[PROBLEM REQUIREMENTS] Identify each line below that contains the word "label", and copy it out.

▶

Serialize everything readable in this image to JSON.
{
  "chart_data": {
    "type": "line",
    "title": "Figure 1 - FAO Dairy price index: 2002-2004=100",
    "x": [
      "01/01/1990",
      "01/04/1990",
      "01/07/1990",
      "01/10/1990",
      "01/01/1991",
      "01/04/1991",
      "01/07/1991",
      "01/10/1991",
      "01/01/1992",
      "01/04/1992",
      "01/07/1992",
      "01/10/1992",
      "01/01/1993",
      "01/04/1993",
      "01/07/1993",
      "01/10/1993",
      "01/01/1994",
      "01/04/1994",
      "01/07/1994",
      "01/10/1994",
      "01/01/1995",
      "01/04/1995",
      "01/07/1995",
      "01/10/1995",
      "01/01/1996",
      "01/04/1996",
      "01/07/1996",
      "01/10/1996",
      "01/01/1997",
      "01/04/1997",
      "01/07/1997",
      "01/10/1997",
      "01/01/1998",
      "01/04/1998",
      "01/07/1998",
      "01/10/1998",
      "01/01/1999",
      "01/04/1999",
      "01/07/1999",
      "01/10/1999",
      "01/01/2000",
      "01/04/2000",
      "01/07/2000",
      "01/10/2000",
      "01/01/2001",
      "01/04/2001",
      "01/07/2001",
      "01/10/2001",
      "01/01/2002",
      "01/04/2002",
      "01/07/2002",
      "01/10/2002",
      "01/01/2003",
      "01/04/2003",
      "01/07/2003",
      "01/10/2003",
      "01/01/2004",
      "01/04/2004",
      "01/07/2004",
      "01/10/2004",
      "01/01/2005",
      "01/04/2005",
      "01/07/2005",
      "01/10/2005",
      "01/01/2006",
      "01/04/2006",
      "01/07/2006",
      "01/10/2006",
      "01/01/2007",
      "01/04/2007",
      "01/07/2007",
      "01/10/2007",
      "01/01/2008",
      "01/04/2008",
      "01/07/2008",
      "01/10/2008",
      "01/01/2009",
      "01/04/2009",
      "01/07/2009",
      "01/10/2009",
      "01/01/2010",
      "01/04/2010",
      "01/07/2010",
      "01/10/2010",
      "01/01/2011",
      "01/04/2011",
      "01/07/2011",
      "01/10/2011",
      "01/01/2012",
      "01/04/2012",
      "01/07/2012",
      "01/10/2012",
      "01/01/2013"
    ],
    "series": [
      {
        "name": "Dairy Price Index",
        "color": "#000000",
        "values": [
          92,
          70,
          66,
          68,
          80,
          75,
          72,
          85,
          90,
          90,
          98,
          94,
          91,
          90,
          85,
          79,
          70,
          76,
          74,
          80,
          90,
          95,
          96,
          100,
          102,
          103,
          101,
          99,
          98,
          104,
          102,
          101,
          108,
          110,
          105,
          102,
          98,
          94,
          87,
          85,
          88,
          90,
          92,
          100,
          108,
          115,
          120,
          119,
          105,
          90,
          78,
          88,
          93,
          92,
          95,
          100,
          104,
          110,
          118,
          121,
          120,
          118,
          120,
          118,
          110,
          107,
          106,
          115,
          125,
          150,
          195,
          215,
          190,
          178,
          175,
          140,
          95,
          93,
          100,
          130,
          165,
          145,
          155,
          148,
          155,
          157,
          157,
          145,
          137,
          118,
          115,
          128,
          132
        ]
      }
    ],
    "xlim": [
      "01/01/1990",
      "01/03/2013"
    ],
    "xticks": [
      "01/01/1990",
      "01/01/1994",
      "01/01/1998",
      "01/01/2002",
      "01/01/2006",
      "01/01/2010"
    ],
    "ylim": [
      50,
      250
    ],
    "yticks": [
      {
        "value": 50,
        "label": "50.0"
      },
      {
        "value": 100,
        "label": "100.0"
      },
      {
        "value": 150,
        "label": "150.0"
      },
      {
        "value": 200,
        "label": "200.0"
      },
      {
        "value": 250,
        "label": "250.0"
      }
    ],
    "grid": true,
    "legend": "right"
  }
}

◀

[ANSWER TO THIS EXERCISE]
        "label": "50.0"
        "label": "100.0"
        "label": "150.0"
        "label": "200.0"
        "label": "250.0"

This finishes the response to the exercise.